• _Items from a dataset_
┄┄┄┄┄┄

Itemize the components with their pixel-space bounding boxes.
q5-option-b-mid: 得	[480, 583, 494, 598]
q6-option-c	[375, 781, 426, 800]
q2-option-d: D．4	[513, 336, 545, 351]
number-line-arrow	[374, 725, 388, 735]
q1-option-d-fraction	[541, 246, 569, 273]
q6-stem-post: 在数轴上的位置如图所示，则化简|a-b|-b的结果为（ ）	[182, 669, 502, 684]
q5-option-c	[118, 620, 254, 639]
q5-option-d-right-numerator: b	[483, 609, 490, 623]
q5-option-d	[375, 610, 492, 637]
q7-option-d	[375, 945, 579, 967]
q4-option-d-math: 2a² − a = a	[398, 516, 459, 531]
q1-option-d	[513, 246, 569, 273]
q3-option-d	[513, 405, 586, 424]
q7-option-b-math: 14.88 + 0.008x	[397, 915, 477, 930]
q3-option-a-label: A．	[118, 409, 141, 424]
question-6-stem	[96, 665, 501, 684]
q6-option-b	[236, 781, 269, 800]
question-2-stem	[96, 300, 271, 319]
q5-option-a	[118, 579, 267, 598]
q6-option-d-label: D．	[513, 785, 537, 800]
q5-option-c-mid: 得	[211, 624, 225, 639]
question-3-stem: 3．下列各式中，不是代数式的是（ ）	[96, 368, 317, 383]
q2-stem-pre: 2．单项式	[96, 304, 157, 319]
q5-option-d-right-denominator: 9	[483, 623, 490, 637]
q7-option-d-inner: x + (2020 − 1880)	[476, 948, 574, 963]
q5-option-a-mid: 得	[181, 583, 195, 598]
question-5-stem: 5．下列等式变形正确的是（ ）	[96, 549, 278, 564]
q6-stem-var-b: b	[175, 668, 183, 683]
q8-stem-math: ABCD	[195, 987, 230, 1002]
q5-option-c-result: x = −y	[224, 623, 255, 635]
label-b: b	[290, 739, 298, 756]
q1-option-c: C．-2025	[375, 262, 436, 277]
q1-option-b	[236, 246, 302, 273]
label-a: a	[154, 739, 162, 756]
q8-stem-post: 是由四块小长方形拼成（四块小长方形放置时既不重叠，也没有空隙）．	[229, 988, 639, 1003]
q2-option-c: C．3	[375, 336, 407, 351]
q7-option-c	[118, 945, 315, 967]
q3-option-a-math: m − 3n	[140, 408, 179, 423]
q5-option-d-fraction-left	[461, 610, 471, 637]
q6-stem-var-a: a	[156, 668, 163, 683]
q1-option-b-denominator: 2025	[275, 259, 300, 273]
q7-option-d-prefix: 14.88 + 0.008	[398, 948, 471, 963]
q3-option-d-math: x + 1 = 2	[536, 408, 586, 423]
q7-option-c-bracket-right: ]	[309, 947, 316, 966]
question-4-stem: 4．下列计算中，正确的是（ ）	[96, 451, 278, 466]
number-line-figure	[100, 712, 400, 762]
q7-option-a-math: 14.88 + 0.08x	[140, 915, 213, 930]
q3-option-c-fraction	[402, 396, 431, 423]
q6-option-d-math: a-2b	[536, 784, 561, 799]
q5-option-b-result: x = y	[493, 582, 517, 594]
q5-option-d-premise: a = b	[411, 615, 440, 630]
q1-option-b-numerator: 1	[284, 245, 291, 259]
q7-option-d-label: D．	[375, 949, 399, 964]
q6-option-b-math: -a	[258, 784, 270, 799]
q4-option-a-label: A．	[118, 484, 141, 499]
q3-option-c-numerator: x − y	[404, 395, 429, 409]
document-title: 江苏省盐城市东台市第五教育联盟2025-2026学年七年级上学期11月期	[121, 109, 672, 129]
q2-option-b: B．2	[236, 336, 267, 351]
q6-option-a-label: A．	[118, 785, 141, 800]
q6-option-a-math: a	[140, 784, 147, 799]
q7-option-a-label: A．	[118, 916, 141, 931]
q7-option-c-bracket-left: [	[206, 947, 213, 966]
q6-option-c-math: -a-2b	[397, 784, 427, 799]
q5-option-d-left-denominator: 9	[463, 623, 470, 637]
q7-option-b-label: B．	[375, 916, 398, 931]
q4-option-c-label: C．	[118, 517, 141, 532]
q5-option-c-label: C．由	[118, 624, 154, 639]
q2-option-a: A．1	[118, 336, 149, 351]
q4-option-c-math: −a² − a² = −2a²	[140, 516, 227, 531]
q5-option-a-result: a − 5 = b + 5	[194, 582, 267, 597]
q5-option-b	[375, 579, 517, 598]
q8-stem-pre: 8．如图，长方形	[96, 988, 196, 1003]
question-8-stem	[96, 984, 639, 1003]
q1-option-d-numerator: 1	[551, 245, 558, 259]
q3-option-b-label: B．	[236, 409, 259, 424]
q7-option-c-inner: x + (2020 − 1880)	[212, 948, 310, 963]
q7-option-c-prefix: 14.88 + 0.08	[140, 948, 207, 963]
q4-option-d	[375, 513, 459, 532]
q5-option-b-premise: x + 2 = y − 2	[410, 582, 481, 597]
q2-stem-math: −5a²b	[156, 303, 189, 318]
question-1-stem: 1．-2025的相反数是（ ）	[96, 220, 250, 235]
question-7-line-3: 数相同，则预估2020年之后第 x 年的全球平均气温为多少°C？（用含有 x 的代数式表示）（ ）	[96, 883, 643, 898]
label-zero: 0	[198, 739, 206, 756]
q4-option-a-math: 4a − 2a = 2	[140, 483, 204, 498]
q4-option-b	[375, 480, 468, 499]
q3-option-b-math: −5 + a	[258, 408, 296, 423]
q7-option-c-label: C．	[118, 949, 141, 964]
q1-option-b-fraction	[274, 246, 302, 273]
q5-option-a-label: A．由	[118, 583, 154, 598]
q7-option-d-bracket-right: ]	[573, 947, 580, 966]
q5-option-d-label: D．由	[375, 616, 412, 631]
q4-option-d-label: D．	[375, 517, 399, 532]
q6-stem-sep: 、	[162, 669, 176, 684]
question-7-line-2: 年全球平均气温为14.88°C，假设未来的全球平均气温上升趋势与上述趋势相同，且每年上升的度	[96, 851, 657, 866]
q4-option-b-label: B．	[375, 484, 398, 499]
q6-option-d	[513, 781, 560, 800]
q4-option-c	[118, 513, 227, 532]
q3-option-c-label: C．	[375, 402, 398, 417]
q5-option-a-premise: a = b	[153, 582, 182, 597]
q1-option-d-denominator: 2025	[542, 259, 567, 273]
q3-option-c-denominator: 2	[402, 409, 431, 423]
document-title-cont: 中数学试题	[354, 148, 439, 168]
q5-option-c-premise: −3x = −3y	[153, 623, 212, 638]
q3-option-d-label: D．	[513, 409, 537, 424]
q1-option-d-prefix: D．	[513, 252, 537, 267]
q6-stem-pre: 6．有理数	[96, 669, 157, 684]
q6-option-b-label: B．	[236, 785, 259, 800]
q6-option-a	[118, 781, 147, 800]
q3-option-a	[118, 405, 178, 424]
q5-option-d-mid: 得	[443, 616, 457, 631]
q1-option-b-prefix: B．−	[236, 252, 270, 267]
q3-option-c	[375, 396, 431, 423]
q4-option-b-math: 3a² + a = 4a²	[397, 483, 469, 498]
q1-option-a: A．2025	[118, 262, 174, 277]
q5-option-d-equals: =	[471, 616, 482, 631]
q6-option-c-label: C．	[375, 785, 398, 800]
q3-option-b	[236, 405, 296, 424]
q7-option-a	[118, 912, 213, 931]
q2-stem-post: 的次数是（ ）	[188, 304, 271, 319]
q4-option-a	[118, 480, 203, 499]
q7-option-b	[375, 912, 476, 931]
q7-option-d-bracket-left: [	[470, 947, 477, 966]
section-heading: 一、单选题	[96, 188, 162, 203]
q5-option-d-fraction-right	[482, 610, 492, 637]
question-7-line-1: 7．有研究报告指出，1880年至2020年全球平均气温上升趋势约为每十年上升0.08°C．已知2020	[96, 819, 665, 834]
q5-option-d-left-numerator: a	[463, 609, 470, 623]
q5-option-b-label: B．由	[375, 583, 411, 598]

┄┄┄┄┄┄

• _What needs to be done_
In the material from its beginning through the line containing "405, 586, 424]", substitute "Enumerate" for "Itemize" and reproduce those lines with no other change.

• _The response_
Enumerate the components with their pixel-space bounding boxes.
q5-option-b-mid: 得	[480, 583, 494, 598]
q6-option-c	[375, 781, 426, 800]
q2-option-d: D．4	[513, 336, 545, 351]
number-line-arrow	[374, 725, 388, 735]
q1-option-d-fraction	[541, 246, 569, 273]
q6-stem-post: 在数轴上的位置如图所示，则化简|a-b|-b的结果为（ ）	[182, 669, 502, 684]
q5-option-c	[118, 620, 254, 639]
q5-option-d-right-numerator: b	[483, 609, 490, 623]
q5-option-d	[375, 610, 492, 637]
q7-option-d	[375, 945, 579, 967]
q4-option-d-math: 2a² − a = a	[398, 516, 459, 531]
q1-option-d	[513, 246, 569, 273]
q3-option-d	[513, 405, 586, 424]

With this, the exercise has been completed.